Reproduce the full listing that appears beneath this instruction exactly.

Records for this task:
================================

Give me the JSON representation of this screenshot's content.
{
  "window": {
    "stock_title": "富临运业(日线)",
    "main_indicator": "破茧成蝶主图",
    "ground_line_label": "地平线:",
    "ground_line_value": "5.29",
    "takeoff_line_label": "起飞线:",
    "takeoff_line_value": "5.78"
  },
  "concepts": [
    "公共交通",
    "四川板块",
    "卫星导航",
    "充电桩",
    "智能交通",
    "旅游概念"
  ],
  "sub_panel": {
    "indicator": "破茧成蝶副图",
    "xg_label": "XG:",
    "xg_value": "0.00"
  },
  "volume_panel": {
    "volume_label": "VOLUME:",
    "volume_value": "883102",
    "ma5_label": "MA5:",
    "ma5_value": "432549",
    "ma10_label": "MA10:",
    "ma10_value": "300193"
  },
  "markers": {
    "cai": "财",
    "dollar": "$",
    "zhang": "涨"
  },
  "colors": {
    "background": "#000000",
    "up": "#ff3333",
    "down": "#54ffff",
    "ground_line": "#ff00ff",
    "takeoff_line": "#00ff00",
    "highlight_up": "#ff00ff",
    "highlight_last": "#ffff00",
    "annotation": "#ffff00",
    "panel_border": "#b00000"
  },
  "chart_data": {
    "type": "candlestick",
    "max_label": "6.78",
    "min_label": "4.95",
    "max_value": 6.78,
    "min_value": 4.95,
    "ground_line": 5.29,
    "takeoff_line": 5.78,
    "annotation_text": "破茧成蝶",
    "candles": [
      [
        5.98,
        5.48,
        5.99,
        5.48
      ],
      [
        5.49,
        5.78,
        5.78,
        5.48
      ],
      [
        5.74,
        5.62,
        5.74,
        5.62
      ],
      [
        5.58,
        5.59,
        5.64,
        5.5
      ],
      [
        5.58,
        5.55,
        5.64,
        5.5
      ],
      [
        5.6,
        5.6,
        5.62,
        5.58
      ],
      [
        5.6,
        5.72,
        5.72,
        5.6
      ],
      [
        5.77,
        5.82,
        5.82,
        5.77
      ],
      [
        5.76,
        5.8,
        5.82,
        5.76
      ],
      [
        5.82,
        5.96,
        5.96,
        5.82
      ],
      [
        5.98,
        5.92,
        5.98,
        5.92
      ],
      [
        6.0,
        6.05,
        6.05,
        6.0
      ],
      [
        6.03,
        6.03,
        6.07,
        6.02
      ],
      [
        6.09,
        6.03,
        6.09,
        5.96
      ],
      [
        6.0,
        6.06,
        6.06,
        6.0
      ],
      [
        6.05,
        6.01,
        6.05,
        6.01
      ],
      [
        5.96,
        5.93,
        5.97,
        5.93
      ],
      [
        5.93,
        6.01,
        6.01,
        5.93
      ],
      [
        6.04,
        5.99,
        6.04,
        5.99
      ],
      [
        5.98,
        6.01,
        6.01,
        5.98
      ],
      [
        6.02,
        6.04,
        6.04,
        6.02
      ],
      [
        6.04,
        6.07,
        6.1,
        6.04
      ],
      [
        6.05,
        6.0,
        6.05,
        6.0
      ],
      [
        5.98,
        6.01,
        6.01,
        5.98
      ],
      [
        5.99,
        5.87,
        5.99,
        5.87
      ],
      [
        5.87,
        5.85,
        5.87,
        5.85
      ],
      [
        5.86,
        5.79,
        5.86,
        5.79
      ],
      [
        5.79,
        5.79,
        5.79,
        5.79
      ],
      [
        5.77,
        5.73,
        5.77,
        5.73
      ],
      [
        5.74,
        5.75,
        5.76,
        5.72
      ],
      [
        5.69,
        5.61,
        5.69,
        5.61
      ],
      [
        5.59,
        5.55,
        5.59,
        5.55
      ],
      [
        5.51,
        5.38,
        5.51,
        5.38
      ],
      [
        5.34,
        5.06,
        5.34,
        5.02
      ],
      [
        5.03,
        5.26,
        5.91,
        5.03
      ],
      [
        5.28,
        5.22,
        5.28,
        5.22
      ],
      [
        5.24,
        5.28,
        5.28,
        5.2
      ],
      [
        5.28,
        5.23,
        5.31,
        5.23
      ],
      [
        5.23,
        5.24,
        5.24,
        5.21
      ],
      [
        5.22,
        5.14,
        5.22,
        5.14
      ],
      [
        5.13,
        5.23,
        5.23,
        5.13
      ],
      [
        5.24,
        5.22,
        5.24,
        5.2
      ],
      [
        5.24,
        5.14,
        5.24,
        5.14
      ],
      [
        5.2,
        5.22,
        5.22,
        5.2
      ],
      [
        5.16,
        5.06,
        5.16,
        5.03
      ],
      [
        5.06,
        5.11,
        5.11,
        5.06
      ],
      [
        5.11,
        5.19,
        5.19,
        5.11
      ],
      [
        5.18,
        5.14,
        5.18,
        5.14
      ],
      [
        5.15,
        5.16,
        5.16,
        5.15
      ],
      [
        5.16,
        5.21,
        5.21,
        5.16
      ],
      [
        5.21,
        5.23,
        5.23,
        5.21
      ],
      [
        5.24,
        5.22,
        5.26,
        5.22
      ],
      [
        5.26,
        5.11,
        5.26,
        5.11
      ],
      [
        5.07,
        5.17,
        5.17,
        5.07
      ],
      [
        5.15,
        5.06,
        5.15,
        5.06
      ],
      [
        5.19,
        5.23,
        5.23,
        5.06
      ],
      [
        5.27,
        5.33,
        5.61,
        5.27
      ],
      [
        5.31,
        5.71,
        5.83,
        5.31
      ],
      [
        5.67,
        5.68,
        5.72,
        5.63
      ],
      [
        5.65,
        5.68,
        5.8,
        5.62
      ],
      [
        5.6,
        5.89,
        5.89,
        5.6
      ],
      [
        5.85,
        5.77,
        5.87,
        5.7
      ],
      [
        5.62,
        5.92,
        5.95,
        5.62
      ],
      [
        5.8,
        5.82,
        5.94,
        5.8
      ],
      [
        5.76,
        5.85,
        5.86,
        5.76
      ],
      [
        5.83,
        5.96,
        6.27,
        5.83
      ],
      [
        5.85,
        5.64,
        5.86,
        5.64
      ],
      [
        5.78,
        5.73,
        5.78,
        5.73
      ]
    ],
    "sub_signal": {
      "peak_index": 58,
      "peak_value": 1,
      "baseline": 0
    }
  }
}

================================

Task answer:
Give me the JSON representation of this screenshot's content.
{
  "window": {
    "stock_title": "富临运业(日线)",
    "main_indicator": "破茧成蝶主图",
    "ground_line_label": "地平线:",
    "ground_line_value": "5.29",
    "takeoff_line_label": "起飞线:",
    "takeoff_line_value": "5.78"
  },
  "concepts": [
    "公共交通",
    "四川板块",
    "卫星导航",
    "充电桩",
    "智能交通",
    "旅游概念"
  ],
  "sub_panel": {
    "indicator": "破茧成蝶副图",
    "xg_label": "XG:",
    "xg_value": "0.00"
  },
  "volume_panel": {
    "volume_label": "VOLUME:",
    "volume_value": "883102",
    "ma5_label": "MA5:",
    "ma5_value": "432549",
    "ma10_label": "MA10:",
    "ma10_value": "300193"
  },
  "markers": {
    "cai": "财",
    "dollar": "$",
    "zhang": "涨"
  },
  "colors": {
    "background": "#000000",
    "up": "#ff3333",
    "down": "#54ffff",
    "ground_line": "#ff00ff",
    "takeoff_line": "#00ff00",
    "highlight_up": "#ff00ff",
    "highlight_last": "#ffff00",
    "annotation": "#ffff00",
    "panel_border": "#b00000"
  },
  "chart_data": {
    "type": "candlestick",
    "max_label": "6.78",
    "min_label": "4.95",
    "max_value": 6.78,
    "min_value": 4.95,
    "ground_line": 5.29,
    "takeoff_line": 5.78,
    "annotation_text": "破茧成蝶",
    "candles": [
      [
        5.98,
        5.48,
        5.99,
        5.48
      ],
      [
        5.49,
        5.78,
        5.78,
        5.48
      ],
      [
        5.74,
        5.62,
        5.74,
        5.62
      ],
      [
        5.58,
        5.59,
        5.64,
        5.5
      ],
      [
        5.58,
        5.55,
        5.64,
        5.5
      ],
      [
        5.6,
        5.6,
        5.62,
        5.58
      ],
      [
        5.6,
        5.72,
        5.72,
        5.6
      ],
      [
        5.77,
        5.82,
        5.82,
        5.77
      ],
      [
        5.76,
        5.8,
        5.82,
        5.76
      ],
      [
        5.82,
        5.96,
        5.96,
        5.82
      ],
      [
        5.98,
        5.92,
        5.98,
        5.92
      ],
      [
        6.0,
        6.05,
        6.05,
        6.0
      ],
      [
        6.03,
        6.03,
        6.07,
        6.02
      ],
      [
        6.09,
        6.03,
        6.09,
        5.96
      ],
      [
        6.0,
        6.06,
        6.06,
        6.0
      ],
      [
        6.05,
        6.01,
        6.05,
        6.01
      ],
      [
        5.96,
        5.93,
        5.97,
        5.93
      ],
      [
        5.93,
        6.01,
        6.01,
        5.93
      ],
      [
        6.04,
        5.99,
        6.04,
        5.99
      ],
      [
        5.98,
        6.01,
        6.01,
        5.98
      ],
      [
        6.02,
        6.04,
        6.04,
        6.02
      ],
      [
        6.04,
        6.07,
        6.1,
        6.04
      ],
      [
        6.05,
        6.0,
        6.05,
        6.0
      ],
      [
        5.98,
        6.01,
        6.01,
        5.98
      ],
      [
        5.99,
        5.87,
        5.99,
        5.87
      ],
      [
        5.87,
        5.85,
        5.87,
        5.85
      ],
      [
        5.86,
        5.79,
        5.86,
        5.79
      ],
      [
        5.79,
        5.79,
        5.79,
        5.79
      ],
      [
        5.77,
        5.73,
        5.77,
        5.73
      ],
      [
        5.74,
        5.75,
        5.76,
        5.72
      ],
      [
        5.69,
        5.61,
        5.69,
        5.61
      ],
      [
        5.59,
        5.55,
        5.59,
        5.55
      ],
      [
        5.51,
        5.38,
        5.51,
        5.38
      ],
      [
        5.34,
        5.06,
        5.34,
        5.02
      ],
      [
        5.03,
        5.26,
        5.91,
        5.03
      ],
      [
        5.28,
        5.22,
        5.28,
        5.22
      ],
      [
        5.24,
        5.28,
        5.28,
        5.2
      ],
      [
        5.28,
        5.23,
        5.31,
        5.23
      ],
      [
        5.23,
        5.24,
        5.24,
        5.21
      ],
      [
        5.22,
        5.14,
        5.22,
        5.14
      ],
      [
        5.13,
        5.23,
        5.23,
        5.13
      ],
      [
        5.24,
        5.22,
        5.24,
        5.2
      ],
      [
        5.24,
        5.14,
        5.24,
        5.14
      ],
      [
        5.2,
        5.22,
        5.22,
        5.2
      ],
      [
        5.16,
        5.06,
        5.16,
        5.03
      ],
      [
        5.06,
        5.11,
        5.11,
        5.06
      ],
      [
        5.11,
        5.19,
        5.19,
        5.11
      ],
      [
        5.18,
        5.14,
        5.18,
        5.14
      ],
      [
        5.15,
        5.16,
        5.16,
        5.15
      ],
      [
        5.16,
        5.21,
        5.21,
        5.16
      ],
      [
        5.21,
        5.23,
        5.23,
        5.21
      ],
      [
        5.24,
        5.22,
        5.26,
        5.22
      ],
      [
        5.26,
        5.11,
        5.26,
        5.11
      ],
      [
        5.07,
        5.17,
        5.17,
        5.07
      ],
      [
        5.15,
        5.06,
        5.15,
        5.06
      ],
      [
        5.19,
        5.23,
        5.23,
        5.06
      ],
      [
        5.27,
        5.33,
        5.61,
        5.27
      ],
      [
        5.31,
        5.71,
        5.83,
        5.31
      ],
      [
        5.67,
        5.68,
        5.72,
        5.63
      ],
      [
        5.65,
        5.68,
        5.8,
        5.62
      ],
      [
        5.6,
        5.89,
        5.89,
        5.6
      ],
      [
        5.85,
        5.77,
        5.87,
        5.7
      ],
      [
        5.62,
        5.92,
        5.95,
        5.62
      ],
      [
        5.8,
        5.82,
        5.94,
        5.8
      ],
      [
        5.76,
        5.85,
        5.86,
        5.76
      ],
      [
        5.83,
        5.96,
        6.27,
        5.83
      ],
      [
        5.85,
        5.64,
        5.86,
        5.64
      ],
      [
        5.78,
        5.73,
        5.78,
        5.73
      ]
    ],
    "sub_signal": {
      "peak_index": 58,
      "peak_value": 1,
      "baseline": 0
    }
  }
}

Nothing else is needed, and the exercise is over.